- _本文_:
失策数最多の阪神よりも苦しんだ意外なチームが… データで見るセ球団の守備力は?
守備指標「UZR」でセ・リーグトップだったのは広島
守備の名手に贈られる「2021年度 第50回三井ゴールデン・グラブ賞」が2日に発表される。個人で守備に優れた選手が選ばれる同賞だが、では、球団全体として今季、守備力が高かった球団、守備に苦しんだ球団はどこだったのか? セイバーメトリクスの指標などを用いて分析などを行う株式会社DELTA(https://1point02.jp/)のデータを通じて検証してみよう。
2021年のセ・リーグで最も失策数が少なかったのは巨人で45失策。守備率でも.991をマークしてリーグ1位だった。巨人は二塁の吉川尚輝、三塁の岡本和真、遊撃の坂本勇人、外野手では丸佳浩が守備率で各ポジションのリーグトップとなり、固い守備を誇ったことが分かる。

- _課題の指示_:
セ・リーグ各球団の守備力を扱った上の記事から、「失策数最多の阪神よりも苦しんだ意外なチームが… データで見るセ球団の守備力は?」で始まり「い守備を誇ったことが分かる。」で終わる部分を一字も変えずに書き写してください。

- _与えられた情報_:
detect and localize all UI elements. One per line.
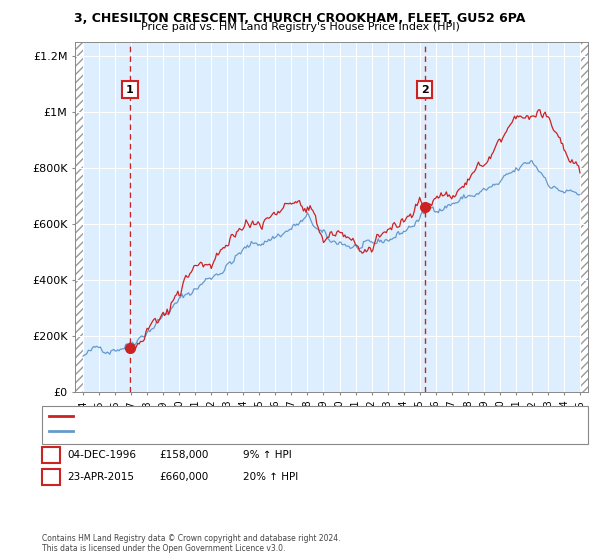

- _解答_:
失策数最多の阪神よりも苦しんだ意外なチームが… データで見るセ球団の守備力は?
守備指標「UZR」でセ・リーグトップだったのは広島
守備の名手に贈られる「2021年度 第50回三井ゴールデン・グラブ賞」が2日に発表される。個人で守備に優れた選手が選ばれる同賞だが、では、球団全体として今季、守備力が高かった球団、守備に苦しんだ球団はどこだったのか? セイバーメトリクスの指標などを用いて分析などを行う株式会社DELTA(https://1point02.jp/)のデータを通じて検証してみよう。
2021年のセ・リーグで最も失策数が少なかったのは巨人で45失策。守備率でも.991をマークしてリーグ1位だった。巨人は二塁の吉川尚輝、三塁の岡本和真、遊撃の坂本勇人、外野手では丸佳浩が守備率で各ポジションのリーグトップとなり、固い守備を誇ったことが分かる。